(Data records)
"""
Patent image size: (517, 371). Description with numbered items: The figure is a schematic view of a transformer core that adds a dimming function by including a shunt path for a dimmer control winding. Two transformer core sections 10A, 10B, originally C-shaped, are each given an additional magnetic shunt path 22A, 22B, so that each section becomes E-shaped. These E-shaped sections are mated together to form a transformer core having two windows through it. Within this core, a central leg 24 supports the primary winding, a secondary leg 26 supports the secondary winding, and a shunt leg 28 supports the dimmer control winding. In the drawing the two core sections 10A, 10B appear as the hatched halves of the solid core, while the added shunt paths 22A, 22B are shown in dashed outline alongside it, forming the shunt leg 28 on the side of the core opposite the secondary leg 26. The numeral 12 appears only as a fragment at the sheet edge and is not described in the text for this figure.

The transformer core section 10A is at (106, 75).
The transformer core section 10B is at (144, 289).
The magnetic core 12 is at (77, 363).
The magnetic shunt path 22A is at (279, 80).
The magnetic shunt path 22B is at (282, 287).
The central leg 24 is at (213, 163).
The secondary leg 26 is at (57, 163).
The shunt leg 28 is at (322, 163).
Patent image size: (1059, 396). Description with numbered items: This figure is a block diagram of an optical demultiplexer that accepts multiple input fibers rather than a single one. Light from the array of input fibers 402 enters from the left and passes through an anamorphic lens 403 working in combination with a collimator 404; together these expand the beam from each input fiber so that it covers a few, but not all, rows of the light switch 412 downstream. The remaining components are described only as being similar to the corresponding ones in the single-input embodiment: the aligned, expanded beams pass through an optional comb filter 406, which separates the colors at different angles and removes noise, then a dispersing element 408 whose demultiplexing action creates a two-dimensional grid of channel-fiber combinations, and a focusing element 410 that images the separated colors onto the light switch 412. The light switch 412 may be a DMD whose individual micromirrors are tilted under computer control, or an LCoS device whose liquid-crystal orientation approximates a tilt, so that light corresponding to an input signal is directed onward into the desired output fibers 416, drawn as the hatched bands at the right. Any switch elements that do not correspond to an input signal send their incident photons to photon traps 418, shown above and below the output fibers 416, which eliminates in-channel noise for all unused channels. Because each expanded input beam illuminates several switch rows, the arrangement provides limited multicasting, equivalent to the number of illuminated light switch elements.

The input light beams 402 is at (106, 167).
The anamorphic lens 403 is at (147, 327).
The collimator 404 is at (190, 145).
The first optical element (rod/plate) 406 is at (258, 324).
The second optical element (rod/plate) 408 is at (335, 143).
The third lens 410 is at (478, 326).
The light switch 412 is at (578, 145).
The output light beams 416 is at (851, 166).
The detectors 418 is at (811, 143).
"""
- **WHAT TO WORK ON**
Copy out, word for word, the stretch of the data from its first line through the line containing "The shunt leg 28 is at (322, 163).".

- **WRITTEN ANSWER**
Patent image size: (517, 371). Description with numbered items: The figure is a schematic view of a transformer core that adds a dimming function by including a shunt path for a dimmer control winding. Two transformer core sections 10A, 10B, originally C-shaped, are each given an additional magnetic shunt path 22A, 22B, so that each section becomes E-shaped. These E-shaped sections are mated together to form a transformer core having two windows through it. Within this core, a central leg 24 supports the primary winding, a secondary leg 26 supports the secondary winding, and a shunt leg 28 supports the dimmer control winding. In the drawing the two core sections 10A, 10B appear as the hatched halves of the solid core, while the added shunt paths 22A, 22B are shown in dashed outline alongside it, forming the shunt leg 28 on the side of the core opposite the secondary leg 26. The numeral 12 appears only as a fragment at the sheet edge and is not described in the text for this figure.

The transformer core section 10A is at (106, 75).
The transformer core section 10B is at (144, 289).
The magnetic core 12 is at (77, 363).
The magnetic shunt path 22A is at (279, 80).
The magnetic shunt path 22B is at (282, 287).
The central leg 24 is at (213, 163).
The secondary leg 26 is at (57, 163).
The shunt leg 28 is at (322, 163).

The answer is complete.